> [TASK GOAL]:
Pictures stay out of your copy, but everything else in the records below must be repeated exactly.

Extracts from a graphics dataset
— Begin —
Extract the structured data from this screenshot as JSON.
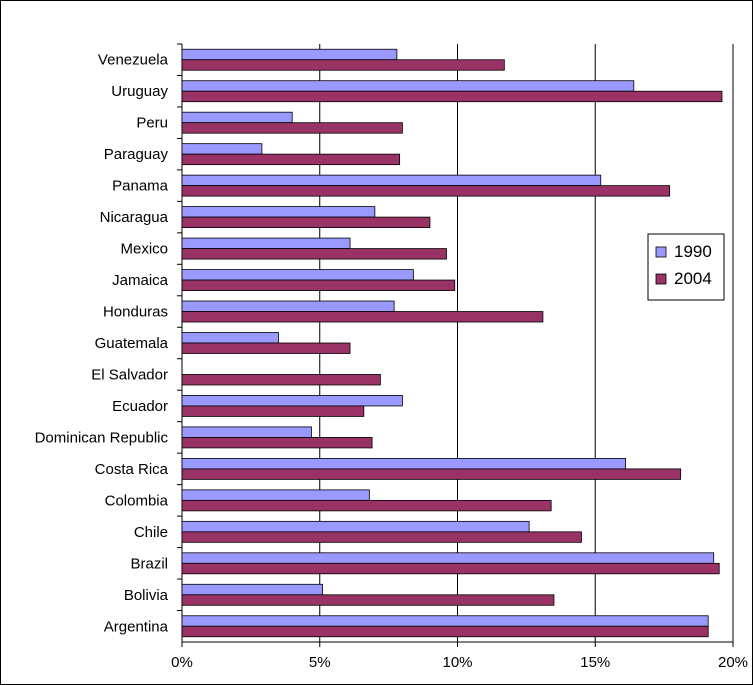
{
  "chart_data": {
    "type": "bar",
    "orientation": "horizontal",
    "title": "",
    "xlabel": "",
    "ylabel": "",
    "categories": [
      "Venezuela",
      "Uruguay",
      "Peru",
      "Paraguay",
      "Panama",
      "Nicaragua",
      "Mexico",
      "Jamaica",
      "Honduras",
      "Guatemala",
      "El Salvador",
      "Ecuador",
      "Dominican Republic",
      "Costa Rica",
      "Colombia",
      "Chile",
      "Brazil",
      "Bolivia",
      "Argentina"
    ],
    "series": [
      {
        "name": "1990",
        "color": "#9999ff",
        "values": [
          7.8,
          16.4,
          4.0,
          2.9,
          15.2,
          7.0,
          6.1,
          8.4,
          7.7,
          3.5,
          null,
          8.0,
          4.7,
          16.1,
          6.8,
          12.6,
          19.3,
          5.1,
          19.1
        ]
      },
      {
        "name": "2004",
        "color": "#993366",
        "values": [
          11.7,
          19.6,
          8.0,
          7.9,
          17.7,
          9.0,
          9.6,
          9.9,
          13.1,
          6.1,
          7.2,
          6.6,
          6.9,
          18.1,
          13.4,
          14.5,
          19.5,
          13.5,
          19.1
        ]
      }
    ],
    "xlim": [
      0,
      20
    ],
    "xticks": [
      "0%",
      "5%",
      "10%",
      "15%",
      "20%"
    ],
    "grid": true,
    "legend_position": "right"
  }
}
— End —
> [REPLY TO THE TASK]:
Extract the structured data from this screenshot as JSON.
{
  "chart_data": {
    "type": "bar",
    "orientation": "horizontal",
    "title": "",
    "xlabel": "",
    "ylabel": "",
    "categories": [
      "Venezuela",
      "Uruguay",
      "Peru",
      "Paraguay",
      "Panama",
      "Nicaragua",
      "Mexico",
      "Jamaica",
      "Honduras",
      "Guatemala",
      "El Salvador",
      "Ecuador",
      "Dominican Republic",
      "Costa Rica",
      "Colombia",
      "Chile",
      "Brazil",
      "Bolivia",
      "Argentina"
    ],
    "series": [
      {
        "name": "1990",
        "color": "#9999ff",
        "values": [
          7.8,
          16.4,
          4.0,
          2.9,
          15.2,
          7.0,
          6.1,
          8.4,
          7.7,
          3.5,
          null,
          8.0,
          4.7,
          16.1,
          6.8,
          12.6,
          19.3,
          5.1,
          19.1
        ]
      },
      {
        "name": "2004",
        "color": "#993366",
        "values": [
          11.7,
          19.6,
          8.0,
          7.9,
          17.7,
          9.0,
          9.6,
          9.9,
          13.1,
          6.1,
          7.2,
          6.6,
          6.9,
          18.1,
          13.4,
          14.5,
          19.5,
          13.5,
          19.1
        ]
      }
    ],
    "xlim": [
      0,
      20
    ],
    "xticks": [
      "0%",
      "5%",
      "10%",
      "15%",
      "20%"
    ],
    "grid": true,
    "legend_position": "right"
  }
}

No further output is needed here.